REQUEST:
Scan the data below for the string "trofeo". Show every line where it turns up.

[Stored entries]
'''

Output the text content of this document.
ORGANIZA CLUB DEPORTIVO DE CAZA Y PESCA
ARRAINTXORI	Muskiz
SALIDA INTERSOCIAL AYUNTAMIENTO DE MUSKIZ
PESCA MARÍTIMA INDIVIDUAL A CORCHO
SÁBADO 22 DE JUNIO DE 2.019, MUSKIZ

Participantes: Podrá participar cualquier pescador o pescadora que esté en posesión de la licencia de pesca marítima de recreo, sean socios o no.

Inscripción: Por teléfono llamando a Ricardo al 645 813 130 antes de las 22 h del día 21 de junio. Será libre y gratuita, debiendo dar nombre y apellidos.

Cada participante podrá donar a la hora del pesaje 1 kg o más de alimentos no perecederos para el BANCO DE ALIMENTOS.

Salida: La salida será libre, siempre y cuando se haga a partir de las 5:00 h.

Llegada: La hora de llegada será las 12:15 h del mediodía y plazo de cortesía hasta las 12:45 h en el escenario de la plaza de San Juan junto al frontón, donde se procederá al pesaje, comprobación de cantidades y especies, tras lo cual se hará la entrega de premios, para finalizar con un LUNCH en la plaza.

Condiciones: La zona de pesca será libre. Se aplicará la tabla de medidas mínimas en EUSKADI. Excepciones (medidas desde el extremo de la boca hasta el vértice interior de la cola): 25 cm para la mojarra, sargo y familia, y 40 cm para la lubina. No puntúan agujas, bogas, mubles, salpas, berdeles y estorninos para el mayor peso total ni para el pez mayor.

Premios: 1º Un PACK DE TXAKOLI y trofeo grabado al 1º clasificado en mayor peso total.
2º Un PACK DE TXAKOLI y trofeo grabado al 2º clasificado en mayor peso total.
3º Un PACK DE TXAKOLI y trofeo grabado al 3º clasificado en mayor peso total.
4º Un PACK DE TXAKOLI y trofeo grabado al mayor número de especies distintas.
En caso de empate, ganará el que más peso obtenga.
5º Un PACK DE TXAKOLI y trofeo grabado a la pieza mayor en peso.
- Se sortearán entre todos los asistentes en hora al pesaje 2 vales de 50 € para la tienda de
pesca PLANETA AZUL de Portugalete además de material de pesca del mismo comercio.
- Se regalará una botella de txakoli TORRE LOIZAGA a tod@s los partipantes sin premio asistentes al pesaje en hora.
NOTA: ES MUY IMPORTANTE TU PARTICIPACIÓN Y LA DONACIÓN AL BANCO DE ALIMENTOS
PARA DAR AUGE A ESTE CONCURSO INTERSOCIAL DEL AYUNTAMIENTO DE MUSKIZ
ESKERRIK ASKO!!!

'''
'''

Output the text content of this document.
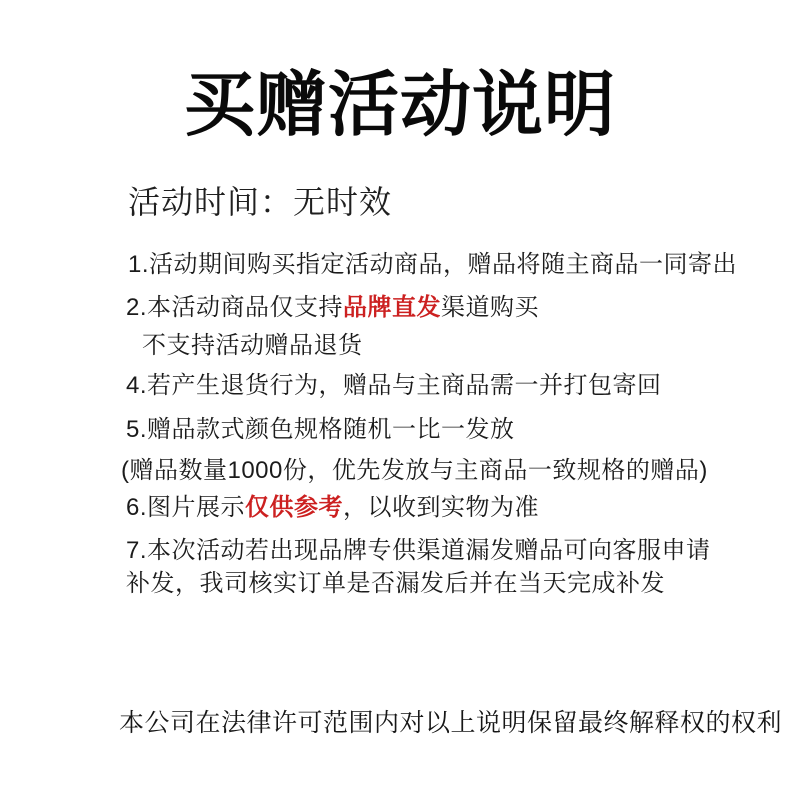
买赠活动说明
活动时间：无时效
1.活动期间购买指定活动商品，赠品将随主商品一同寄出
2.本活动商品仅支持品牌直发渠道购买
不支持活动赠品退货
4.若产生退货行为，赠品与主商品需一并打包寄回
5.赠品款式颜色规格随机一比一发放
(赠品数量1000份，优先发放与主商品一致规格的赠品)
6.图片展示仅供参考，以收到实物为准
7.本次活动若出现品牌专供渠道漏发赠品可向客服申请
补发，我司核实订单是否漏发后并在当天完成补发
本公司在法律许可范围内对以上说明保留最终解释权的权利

'''

TASK OUTPUT:
Premios: 1º Un PACK DE TXAKOLI y trofeo grabado al 1º clasificado en mayor peso total.
2º Un PACK DE TXAKOLI y trofeo grabado al 2º clasificado en mayor peso total.
3º Un PACK DE TXAKOLI y trofeo grabado al 3º clasificado en mayor peso total.
4º Un PACK DE TXAKOLI y trofeo grabado al mayor número de especies distintas.
5º Un PACK DE TXAKOLI y trofeo grabado a la pieza mayor en peso.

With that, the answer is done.